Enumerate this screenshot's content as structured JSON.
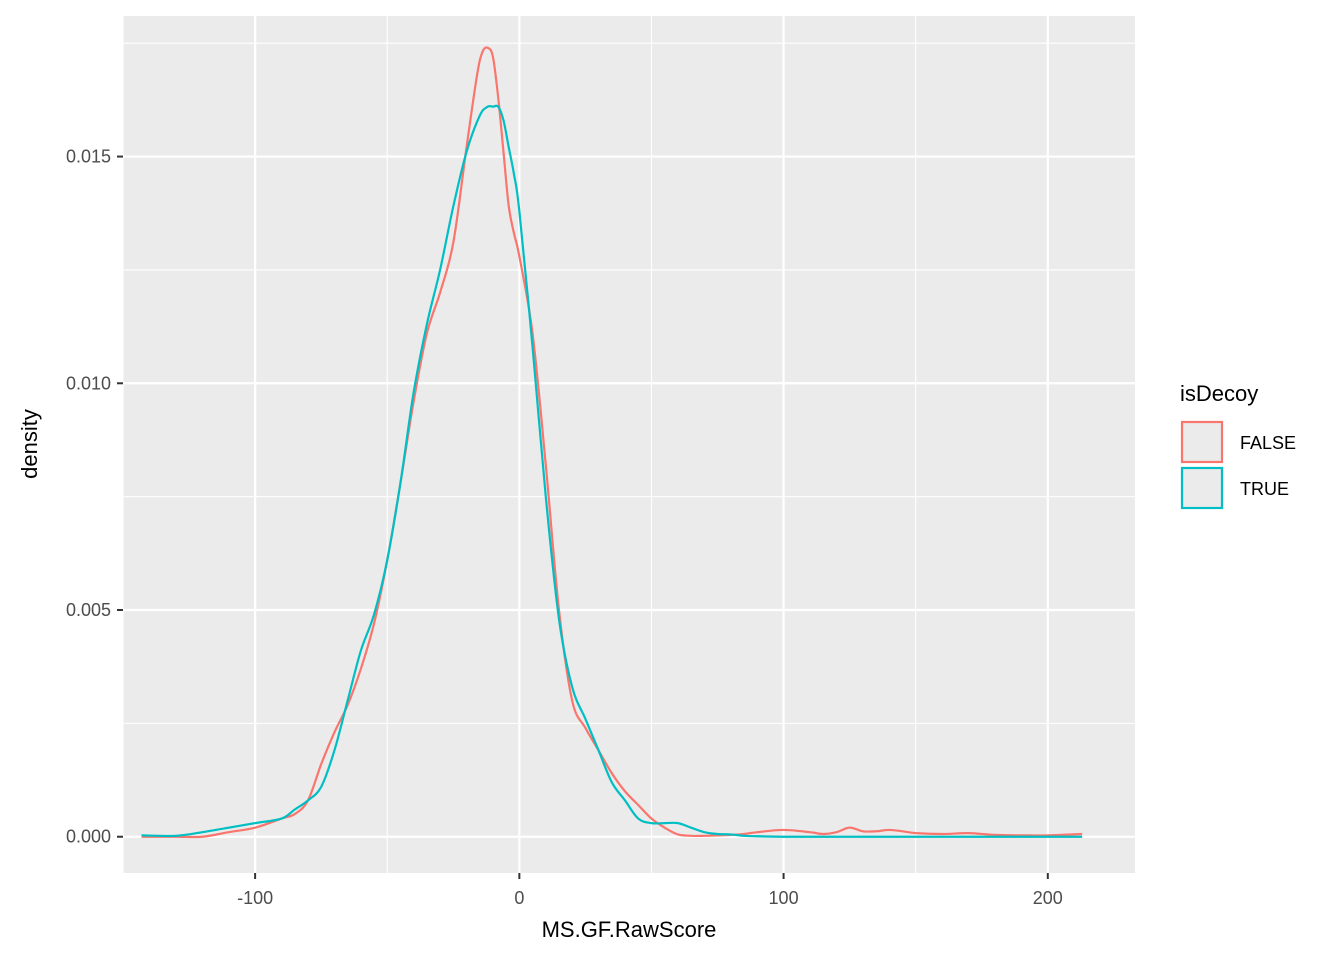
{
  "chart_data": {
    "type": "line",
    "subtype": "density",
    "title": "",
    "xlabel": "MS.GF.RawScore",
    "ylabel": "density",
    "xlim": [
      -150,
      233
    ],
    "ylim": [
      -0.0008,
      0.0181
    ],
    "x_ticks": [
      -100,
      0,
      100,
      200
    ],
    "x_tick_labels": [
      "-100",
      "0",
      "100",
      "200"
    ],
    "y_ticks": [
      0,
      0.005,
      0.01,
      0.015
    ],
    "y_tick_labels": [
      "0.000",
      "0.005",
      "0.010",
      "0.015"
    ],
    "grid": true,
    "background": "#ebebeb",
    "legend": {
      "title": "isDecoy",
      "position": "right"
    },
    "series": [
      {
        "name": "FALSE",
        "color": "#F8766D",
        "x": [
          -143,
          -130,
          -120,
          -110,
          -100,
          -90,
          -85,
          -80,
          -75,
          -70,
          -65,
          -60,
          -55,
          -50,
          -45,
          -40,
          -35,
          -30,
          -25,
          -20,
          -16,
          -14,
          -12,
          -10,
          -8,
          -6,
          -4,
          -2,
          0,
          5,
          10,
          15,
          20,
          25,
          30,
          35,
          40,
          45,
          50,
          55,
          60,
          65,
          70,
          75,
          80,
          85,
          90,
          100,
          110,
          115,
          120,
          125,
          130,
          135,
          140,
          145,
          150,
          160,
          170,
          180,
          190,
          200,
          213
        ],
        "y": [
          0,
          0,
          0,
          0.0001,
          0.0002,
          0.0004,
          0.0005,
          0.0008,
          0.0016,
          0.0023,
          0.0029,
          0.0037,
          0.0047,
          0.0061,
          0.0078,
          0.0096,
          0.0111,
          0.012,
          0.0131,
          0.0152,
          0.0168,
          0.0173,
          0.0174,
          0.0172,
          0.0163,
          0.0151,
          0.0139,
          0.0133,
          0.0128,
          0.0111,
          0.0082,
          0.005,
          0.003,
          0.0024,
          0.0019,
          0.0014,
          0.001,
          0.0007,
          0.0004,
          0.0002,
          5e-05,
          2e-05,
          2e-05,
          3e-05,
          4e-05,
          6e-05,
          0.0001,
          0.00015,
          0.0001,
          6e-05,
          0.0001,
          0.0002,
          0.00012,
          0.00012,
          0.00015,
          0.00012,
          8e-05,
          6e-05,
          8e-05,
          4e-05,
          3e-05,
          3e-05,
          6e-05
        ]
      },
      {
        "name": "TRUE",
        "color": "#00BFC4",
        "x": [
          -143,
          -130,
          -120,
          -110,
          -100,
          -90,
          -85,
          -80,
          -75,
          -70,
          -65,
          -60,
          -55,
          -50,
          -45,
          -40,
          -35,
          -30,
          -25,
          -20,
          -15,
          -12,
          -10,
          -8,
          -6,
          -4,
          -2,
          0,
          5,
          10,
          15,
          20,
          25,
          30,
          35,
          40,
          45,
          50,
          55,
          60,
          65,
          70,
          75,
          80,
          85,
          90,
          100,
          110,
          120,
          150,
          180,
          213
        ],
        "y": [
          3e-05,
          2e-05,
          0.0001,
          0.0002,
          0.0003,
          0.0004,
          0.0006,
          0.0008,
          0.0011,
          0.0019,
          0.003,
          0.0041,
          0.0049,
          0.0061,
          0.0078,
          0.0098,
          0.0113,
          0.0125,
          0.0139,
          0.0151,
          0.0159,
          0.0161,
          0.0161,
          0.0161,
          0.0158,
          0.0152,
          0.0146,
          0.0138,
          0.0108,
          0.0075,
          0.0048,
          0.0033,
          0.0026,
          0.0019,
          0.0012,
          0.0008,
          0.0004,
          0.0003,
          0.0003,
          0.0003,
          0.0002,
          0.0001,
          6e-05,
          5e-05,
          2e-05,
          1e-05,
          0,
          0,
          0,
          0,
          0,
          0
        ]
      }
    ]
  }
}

---

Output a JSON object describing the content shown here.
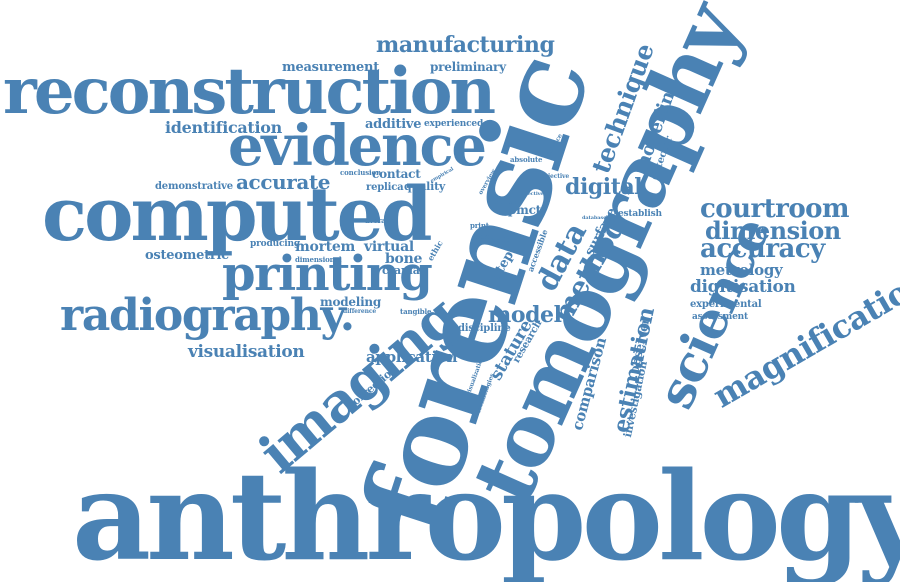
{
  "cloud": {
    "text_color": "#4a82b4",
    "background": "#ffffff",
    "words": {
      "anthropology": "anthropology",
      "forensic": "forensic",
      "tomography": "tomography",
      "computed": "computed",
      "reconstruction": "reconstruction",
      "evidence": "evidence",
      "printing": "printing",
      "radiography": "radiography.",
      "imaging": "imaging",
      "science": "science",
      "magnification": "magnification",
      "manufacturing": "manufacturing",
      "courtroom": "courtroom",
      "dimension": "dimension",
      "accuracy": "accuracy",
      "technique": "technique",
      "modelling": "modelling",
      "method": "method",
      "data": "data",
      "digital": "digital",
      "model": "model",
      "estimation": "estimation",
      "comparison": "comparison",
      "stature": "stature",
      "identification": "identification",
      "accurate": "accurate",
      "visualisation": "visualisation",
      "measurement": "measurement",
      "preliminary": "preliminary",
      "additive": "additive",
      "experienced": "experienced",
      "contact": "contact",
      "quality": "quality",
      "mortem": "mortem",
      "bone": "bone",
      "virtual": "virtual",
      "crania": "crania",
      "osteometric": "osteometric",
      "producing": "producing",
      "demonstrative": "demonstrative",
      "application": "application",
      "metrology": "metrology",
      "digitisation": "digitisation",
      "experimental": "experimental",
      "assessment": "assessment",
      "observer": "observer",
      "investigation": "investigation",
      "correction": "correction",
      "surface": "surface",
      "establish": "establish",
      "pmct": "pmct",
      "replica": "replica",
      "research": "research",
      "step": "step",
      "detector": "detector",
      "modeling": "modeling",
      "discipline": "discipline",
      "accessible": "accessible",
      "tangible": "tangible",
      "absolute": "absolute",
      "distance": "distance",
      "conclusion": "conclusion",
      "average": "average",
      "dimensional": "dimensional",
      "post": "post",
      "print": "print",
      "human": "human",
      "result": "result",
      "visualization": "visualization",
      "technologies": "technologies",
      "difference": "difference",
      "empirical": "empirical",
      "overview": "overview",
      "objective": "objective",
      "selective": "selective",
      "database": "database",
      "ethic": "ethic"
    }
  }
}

■ WHAT THIS TASK INVOLVES:
Return all lines with the word "content" in them.

■ THE RESPONSE:
Enumerate this screenshot's content as structured JSON.
Output a JSON object describing the content shown here.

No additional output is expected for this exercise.